**STATED PROBLEM**
Look for "circle" in each line of the entries, and return the matching lines.

**GIVEN DATA**
<<<<

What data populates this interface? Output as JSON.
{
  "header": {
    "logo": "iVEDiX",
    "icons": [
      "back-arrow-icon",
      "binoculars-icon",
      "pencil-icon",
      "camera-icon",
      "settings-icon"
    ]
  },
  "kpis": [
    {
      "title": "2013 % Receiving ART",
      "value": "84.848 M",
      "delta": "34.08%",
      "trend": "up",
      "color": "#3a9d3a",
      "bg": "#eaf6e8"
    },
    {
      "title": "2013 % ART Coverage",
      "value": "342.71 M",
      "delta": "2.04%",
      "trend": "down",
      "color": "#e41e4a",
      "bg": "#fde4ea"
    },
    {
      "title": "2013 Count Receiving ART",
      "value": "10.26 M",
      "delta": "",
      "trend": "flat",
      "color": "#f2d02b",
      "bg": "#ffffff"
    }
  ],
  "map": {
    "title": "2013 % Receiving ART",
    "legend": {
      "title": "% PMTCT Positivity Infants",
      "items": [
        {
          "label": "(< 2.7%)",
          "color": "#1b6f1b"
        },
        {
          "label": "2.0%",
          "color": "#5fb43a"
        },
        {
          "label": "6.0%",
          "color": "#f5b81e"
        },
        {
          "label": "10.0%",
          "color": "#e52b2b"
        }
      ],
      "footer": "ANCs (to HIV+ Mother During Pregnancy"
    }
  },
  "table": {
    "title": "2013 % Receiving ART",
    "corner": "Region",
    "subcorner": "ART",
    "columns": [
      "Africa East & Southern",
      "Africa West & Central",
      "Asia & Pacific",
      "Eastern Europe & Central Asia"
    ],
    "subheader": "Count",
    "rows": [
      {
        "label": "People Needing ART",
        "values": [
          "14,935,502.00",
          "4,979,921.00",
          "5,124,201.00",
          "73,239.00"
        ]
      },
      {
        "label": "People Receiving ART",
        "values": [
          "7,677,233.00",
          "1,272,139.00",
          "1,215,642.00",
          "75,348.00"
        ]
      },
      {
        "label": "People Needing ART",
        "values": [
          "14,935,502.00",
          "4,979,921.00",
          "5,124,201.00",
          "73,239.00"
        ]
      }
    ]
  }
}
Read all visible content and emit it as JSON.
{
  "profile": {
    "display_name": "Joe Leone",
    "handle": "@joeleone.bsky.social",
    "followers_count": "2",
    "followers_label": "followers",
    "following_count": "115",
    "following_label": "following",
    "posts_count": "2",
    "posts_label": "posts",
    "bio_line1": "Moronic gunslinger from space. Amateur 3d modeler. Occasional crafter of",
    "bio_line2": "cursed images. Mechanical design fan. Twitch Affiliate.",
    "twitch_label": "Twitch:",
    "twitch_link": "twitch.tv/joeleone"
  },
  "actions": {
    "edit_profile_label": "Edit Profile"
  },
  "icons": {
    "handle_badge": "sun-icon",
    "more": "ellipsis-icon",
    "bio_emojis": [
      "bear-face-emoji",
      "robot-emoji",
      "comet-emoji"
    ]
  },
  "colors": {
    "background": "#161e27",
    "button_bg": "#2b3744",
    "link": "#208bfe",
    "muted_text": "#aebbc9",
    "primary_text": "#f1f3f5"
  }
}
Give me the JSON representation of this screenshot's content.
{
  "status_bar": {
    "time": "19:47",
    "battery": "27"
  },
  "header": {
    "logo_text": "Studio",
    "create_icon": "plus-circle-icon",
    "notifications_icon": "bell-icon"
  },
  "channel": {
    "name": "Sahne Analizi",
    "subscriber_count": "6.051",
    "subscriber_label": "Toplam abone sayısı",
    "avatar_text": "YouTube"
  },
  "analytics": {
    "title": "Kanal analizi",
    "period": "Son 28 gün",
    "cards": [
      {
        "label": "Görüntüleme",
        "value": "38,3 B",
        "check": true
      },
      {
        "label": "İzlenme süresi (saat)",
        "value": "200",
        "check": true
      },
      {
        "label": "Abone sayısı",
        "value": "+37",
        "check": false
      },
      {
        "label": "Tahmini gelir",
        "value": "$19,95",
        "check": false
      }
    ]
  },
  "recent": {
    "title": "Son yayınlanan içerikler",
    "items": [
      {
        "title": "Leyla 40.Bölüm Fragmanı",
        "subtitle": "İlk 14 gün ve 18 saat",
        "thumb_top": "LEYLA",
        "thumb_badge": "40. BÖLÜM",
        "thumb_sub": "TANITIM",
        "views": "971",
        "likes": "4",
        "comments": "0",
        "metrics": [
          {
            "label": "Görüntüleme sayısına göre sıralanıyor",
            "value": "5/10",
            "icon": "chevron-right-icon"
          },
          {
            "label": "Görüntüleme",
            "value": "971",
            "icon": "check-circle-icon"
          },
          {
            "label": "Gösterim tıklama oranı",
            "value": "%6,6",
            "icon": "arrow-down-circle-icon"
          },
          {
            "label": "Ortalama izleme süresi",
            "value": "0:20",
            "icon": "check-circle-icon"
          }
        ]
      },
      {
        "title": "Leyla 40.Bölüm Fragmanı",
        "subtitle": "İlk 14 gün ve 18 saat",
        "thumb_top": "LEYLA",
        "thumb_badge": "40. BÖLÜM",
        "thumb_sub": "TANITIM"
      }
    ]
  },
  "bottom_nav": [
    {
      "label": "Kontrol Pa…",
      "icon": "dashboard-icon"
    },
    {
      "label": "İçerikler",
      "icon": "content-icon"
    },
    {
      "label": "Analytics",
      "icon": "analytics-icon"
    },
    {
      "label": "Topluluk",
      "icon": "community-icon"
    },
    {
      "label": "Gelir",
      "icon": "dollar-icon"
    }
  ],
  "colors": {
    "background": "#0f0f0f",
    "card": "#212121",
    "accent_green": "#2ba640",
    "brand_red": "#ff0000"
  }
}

>>>>

**ANSWER TO THIS EXERCISE**
    "create_icon": "plus-circle-icon",
            "icon": "check-circle-icon"
            "icon": "arrow-down-circle-icon"
            "icon": "check-circle-icon"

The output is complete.